Written problem:
Type out every line below exactly as it reads.

Source data:

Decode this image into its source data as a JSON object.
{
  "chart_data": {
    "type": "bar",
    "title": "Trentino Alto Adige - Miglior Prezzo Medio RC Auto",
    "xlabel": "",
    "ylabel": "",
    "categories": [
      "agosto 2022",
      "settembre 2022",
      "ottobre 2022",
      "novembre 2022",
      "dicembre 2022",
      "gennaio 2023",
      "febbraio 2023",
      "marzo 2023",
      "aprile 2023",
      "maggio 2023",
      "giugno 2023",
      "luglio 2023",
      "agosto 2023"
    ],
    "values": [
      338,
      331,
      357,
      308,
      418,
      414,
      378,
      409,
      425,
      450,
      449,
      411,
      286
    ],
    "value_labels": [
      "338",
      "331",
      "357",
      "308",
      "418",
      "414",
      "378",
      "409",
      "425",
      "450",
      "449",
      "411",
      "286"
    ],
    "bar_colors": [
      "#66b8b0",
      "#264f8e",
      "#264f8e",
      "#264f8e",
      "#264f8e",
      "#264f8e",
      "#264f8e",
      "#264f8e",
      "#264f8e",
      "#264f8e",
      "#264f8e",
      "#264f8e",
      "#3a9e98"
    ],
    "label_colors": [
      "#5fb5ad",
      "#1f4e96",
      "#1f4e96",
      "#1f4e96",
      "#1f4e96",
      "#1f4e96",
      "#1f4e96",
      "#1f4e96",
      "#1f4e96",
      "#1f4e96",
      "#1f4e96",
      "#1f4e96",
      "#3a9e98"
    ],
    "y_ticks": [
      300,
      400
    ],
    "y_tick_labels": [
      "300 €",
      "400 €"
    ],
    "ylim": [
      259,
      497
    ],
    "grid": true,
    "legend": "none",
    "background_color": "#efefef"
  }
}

Task answer:
Decode this image into its source data as a JSON object.
{
  "chart_data": {
    "type": "bar",
    "title": "Trentino Alto Adige - Miglior Prezzo Medio RC Auto",
    "xlabel": "",
    "ylabel": "",
    "categories": [
      "agosto 2022",
      "settembre 2022",
      "ottobre 2022",
      "novembre 2022",
      "dicembre 2022",
      "gennaio 2023",
      "febbraio 2023",
      "marzo 2023",
      "aprile 2023",
      "maggio 2023",
      "giugno 2023",
      "luglio 2023",
      "agosto 2023"
    ],
    "values": [
      338,
      331,
      357,
      308,
      418,
      414,
      378,
      409,
      425,
      450,
      449,
      411,
      286
    ],
    "value_labels": [
      "338",
      "331",
      "357",
      "308",
      "418",
      "414",
      "378",
      "409",
      "425",
      "450",
      "449",
      "411",
      "286"
    ],
    "bar_colors": [
      "#66b8b0",
      "#264f8e",
      "#264f8e",
      "#264f8e",
      "#264f8e",
      "#264f8e",
      "#264f8e",
      "#264f8e",
      "#264f8e",
      "#264f8e",
      "#264f8e",
      "#264f8e",
      "#3a9e98"
    ],
    "label_colors": [
      "#5fb5ad",
      "#1f4e96",
      "#1f4e96",
      "#1f4e96",
      "#1f4e96",
      "#1f4e96",
      "#1f4e96",
      "#1f4e96",
      "#1f4e96",
      "#1f4e96",
      "#1f4e96",
      "#1f4e96",
      "#3a9e98"
    ],
    "y_ticks": [
      300,
      400
    ],
    "y_tick_labels": [
      "300 €",
      "400 €"
    ],
    "ylim": [
      259,
      497
    ],
    "grid": true,
    "legend": "none",
    "background_color": "#efefef"
  }
}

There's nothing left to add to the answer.